== Data ==
---*---
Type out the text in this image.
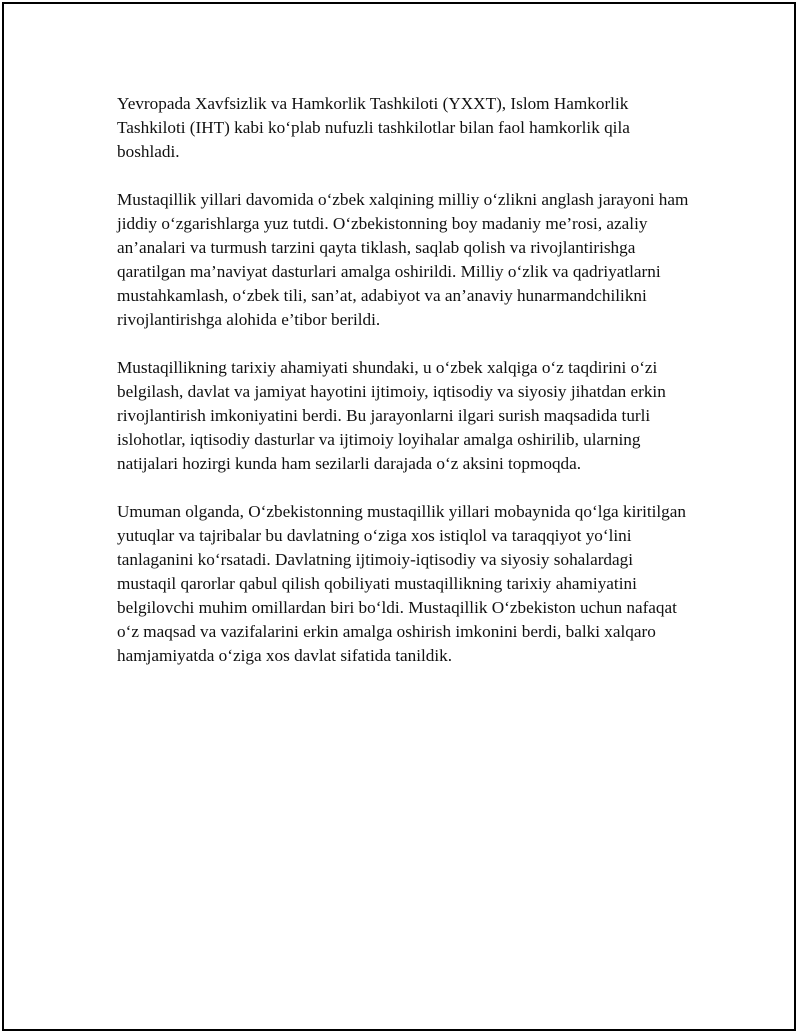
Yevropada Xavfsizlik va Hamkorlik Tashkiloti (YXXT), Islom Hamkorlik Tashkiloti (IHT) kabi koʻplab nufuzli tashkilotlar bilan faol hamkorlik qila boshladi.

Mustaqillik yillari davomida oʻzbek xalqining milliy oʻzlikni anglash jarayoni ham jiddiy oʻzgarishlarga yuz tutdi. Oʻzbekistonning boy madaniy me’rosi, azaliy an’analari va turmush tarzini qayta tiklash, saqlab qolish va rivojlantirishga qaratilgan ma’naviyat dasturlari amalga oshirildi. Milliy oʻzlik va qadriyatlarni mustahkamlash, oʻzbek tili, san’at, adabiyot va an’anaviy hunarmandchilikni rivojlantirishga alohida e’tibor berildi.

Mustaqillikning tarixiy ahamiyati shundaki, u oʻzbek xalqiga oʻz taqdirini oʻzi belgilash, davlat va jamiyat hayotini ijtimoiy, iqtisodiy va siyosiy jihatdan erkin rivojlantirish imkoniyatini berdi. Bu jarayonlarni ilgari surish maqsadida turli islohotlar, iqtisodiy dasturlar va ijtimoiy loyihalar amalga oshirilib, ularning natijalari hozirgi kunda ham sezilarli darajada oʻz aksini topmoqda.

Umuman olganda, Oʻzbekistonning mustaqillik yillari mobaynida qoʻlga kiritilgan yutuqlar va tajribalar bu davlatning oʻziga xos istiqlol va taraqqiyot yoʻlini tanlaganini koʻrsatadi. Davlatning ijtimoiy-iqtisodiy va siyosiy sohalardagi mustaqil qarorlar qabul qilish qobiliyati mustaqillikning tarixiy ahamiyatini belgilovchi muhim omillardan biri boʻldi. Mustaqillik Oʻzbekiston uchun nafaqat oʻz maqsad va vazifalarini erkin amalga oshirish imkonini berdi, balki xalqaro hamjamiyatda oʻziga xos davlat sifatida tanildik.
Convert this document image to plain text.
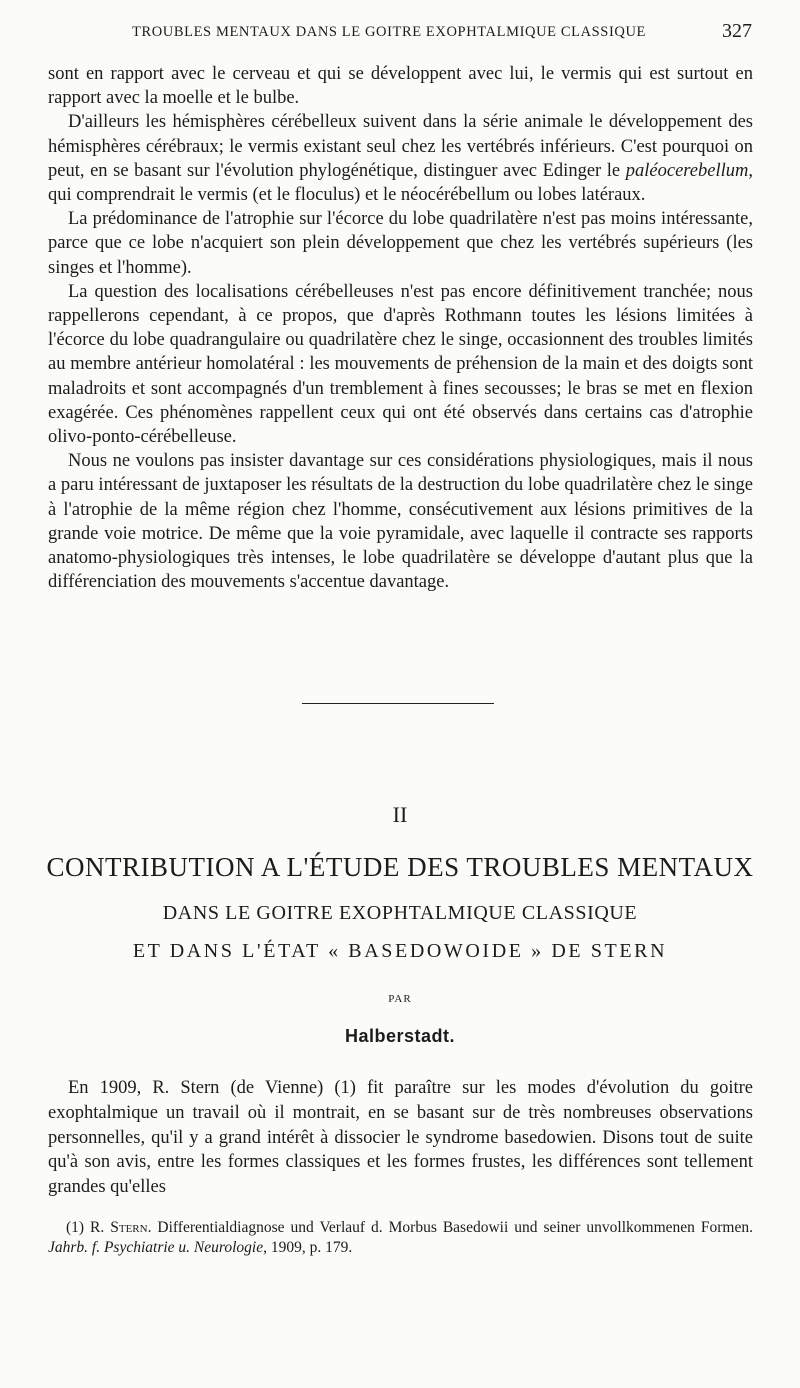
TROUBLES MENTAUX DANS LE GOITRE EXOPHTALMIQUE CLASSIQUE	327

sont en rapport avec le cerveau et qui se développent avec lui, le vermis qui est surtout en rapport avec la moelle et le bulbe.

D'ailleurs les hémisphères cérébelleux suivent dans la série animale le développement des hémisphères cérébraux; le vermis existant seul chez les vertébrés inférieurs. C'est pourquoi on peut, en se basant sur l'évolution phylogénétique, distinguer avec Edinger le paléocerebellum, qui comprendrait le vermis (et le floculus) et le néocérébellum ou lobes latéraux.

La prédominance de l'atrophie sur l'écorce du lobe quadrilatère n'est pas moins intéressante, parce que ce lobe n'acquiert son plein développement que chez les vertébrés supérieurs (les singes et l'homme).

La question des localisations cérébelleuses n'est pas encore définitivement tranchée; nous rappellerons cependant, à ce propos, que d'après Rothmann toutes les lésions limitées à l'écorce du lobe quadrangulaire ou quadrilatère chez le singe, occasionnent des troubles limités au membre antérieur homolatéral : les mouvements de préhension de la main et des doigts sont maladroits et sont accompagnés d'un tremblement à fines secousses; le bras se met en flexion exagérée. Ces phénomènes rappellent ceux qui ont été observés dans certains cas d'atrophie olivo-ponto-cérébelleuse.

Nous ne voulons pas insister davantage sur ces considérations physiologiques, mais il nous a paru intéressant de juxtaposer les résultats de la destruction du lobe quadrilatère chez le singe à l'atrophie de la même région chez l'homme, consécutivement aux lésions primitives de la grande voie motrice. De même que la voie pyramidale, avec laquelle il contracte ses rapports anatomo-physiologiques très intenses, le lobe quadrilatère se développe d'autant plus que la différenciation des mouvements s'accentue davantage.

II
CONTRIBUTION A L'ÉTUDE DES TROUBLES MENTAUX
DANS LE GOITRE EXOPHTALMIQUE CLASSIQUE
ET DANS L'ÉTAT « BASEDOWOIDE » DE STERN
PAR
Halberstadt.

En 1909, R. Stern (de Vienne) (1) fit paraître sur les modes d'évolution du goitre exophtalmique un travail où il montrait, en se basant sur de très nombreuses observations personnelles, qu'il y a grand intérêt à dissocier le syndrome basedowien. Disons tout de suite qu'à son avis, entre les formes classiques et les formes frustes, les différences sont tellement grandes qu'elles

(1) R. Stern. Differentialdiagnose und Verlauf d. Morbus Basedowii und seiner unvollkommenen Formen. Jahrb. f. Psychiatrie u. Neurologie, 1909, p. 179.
---*---
== Work to complete ==
Take every line above carrying "nous" and return it.

== Result for this task ==
La question des localisations cérébelleuses n'est pas encore définitivement tranchée; nous rappellerons cependant, à ce propos, que d'après Rothmann toutes les lésions limitées à l'écorce du lobe quadrangulaire ou quadrilatère chez le singe, occasionnent des troubles limités au membre antérieur homolatéral : les mouvements de préhension de la main et des doigts sont maladroits et sont accompagnés d'un tremblement à fines secousses; le bras se met en flexion exagérée. Ces phénomènes rappellent ceux qui ont été observés dans certains cas d'atrophie olivo-ponto-cérébelleuse.
Nous ne voulons pas insister davantage sur ces considérations physiologiques, mais il nous a paru intéressant de juxtaposer les résultats de la destruction du lobe quadrilatère chez le singe à l'atrophie de la même région chez l'homme, consécutivement aux lésions primitives de la grande voie motrice. De même que la voie pyramidale, avec laquelle il contracte ses rapports anatomo-physiologiques très intenses, le lobe quadrilatère se développe d'autant plus que la différenciation des mouvements s'accentue davantage.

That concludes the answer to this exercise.